_Task statement_
Scan the records for the word "characteristics". Copy each line that includes it.

_Records shown_
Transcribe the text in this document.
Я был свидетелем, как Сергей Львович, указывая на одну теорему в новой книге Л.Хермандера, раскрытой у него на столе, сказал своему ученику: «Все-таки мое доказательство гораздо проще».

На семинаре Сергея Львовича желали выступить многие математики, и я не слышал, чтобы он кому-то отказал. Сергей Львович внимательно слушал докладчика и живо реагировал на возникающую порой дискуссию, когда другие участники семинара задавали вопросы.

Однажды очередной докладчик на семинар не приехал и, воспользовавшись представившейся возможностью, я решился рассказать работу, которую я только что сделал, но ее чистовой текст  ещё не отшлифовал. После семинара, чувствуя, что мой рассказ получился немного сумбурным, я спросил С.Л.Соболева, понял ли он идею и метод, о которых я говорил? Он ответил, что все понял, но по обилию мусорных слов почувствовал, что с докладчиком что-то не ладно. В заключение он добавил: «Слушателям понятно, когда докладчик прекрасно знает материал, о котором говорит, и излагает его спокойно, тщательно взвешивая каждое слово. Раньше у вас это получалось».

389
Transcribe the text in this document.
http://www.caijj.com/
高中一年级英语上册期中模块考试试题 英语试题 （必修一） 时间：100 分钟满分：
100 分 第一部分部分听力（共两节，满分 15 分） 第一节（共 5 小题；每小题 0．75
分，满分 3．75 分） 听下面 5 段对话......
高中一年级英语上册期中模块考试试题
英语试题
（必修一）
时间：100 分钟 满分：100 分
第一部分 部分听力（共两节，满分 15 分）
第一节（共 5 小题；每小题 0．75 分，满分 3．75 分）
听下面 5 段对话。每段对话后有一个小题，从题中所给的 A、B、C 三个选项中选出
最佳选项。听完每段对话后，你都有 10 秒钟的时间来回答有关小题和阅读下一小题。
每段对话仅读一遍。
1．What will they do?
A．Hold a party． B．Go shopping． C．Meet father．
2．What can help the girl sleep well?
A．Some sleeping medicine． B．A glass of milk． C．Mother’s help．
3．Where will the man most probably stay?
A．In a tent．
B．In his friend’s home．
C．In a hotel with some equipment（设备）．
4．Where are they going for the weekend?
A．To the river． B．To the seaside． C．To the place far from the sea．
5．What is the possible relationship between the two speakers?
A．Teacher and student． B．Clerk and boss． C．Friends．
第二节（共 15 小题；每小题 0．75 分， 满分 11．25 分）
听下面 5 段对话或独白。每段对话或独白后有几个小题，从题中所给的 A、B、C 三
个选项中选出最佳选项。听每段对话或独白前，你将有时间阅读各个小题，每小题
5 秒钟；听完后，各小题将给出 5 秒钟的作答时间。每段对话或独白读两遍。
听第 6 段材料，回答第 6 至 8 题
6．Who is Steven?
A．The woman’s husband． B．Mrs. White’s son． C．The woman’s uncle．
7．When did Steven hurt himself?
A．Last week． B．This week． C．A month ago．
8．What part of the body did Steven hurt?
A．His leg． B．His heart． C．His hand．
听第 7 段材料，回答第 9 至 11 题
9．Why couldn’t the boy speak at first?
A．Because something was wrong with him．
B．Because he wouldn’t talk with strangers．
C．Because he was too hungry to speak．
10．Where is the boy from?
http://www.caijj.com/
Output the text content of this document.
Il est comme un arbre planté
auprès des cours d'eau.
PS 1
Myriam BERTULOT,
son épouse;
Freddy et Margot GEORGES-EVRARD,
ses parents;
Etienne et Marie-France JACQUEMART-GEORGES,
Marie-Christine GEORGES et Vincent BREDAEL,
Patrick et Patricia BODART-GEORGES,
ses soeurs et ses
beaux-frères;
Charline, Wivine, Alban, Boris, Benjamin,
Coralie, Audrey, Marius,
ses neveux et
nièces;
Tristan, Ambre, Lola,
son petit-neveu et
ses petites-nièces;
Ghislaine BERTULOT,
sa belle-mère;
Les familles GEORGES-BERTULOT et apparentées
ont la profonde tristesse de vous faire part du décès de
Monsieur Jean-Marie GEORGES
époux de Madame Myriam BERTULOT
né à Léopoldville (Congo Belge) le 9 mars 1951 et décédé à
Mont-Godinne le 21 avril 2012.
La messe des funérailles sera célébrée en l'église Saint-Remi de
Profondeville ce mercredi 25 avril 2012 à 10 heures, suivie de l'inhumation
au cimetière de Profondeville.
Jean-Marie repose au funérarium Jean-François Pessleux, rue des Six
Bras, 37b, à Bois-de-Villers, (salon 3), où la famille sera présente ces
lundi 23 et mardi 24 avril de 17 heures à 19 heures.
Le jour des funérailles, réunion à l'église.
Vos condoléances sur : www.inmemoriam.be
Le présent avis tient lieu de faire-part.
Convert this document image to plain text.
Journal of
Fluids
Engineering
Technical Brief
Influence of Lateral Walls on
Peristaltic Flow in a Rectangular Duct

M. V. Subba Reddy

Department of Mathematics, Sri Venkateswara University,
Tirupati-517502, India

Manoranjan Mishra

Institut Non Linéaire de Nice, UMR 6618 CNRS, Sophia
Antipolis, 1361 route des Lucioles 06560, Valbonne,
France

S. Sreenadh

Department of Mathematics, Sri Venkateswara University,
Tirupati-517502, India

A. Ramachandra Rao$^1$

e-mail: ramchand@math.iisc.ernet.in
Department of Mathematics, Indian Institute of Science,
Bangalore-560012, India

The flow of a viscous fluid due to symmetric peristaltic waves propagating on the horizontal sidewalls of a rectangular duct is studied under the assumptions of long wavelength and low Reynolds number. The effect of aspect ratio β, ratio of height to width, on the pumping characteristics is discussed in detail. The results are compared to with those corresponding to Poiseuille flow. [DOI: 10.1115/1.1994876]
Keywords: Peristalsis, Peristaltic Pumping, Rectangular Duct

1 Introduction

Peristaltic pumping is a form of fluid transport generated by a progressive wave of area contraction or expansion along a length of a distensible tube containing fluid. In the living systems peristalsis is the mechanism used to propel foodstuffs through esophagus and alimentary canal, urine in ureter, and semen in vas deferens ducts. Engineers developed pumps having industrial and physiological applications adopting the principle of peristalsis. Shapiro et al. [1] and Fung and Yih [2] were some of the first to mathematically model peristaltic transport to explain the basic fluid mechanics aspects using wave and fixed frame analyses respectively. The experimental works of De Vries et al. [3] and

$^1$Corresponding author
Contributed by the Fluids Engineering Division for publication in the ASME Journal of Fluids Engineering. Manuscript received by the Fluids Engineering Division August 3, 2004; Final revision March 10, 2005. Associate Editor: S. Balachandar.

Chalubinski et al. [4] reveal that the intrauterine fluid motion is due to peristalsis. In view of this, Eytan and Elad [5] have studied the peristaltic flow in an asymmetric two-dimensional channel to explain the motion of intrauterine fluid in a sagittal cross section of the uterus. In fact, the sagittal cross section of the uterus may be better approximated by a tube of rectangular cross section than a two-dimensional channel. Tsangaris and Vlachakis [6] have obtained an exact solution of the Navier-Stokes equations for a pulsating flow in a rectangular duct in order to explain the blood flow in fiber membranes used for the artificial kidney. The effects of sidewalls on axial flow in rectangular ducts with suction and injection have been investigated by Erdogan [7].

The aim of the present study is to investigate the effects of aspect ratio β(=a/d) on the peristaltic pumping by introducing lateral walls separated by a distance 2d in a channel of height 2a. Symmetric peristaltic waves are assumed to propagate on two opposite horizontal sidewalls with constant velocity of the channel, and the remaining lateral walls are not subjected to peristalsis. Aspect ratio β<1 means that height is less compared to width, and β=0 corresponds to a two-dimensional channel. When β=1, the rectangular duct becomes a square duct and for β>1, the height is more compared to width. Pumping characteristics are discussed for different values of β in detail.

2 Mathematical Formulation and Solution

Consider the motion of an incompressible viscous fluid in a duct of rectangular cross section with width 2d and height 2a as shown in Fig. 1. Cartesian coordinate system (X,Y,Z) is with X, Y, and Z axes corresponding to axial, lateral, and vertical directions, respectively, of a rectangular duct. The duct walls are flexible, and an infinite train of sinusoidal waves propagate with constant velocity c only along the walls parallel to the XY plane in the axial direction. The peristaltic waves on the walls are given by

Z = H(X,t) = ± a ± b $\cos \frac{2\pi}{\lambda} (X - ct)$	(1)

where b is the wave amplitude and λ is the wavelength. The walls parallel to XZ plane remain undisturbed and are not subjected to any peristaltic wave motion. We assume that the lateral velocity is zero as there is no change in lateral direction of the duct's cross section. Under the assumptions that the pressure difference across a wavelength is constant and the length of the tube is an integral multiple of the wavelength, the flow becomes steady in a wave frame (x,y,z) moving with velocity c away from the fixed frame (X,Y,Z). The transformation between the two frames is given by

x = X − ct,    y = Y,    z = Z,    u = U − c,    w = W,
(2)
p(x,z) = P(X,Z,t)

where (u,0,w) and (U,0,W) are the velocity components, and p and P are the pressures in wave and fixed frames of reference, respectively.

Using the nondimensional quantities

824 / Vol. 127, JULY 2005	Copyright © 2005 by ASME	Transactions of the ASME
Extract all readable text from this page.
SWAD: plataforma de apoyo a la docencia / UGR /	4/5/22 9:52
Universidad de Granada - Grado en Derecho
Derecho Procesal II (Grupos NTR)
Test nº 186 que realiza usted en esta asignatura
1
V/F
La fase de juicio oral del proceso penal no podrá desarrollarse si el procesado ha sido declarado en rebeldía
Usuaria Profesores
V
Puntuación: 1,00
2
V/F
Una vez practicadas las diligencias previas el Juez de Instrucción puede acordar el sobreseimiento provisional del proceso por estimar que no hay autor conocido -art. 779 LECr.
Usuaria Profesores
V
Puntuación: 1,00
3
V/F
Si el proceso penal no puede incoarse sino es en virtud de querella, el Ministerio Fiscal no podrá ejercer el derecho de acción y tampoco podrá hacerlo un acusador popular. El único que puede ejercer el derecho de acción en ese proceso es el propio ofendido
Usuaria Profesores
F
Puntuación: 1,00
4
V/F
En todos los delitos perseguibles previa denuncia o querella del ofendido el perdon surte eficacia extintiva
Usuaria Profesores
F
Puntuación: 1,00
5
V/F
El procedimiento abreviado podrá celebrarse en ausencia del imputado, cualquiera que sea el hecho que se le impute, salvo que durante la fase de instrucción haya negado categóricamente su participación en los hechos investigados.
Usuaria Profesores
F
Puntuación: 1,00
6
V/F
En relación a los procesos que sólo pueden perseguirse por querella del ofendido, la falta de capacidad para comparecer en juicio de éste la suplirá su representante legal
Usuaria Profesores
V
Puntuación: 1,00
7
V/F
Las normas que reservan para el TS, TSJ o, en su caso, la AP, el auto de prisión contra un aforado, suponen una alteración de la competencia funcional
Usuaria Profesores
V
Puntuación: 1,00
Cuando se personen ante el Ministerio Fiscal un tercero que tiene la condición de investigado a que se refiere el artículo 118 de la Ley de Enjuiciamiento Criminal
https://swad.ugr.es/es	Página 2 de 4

_Written answer_
The flow of a viscous fluid due to symmetric peristaltic waves propagating on the horizontal sidewalls of a rectangular duct is studied under the assumptions of long wavelength and low Reynolds number. The effect of aspect ratio β, ratio of height to width, on the pumping characteristics is discussed in detail. The results are compared to with those corresponding to Poiseuille flow. [DOI: 10.1115/1.1994876]
The aim of the present study is to investigate the effects of aspect ratio β(=a/d) on the peristaltic pumping by introducing lateral walls separated by a distance 2d in a channel of height 2a. Symmetric peristaltic waves are assumed to propagate on two opposite horizontal sidewalls with constant velocity of the channel, and the remaining lateral walls are not subjected to peristalsis. Aspect ratio β<1 means that height is less compared to width, and β=0 corresponds to a two-dimensional channel. When β=1, the rectangular duct becomes a square duct and for β>1, the height is more compared to width. Pumping characteristics are discussed for different values of β in detail.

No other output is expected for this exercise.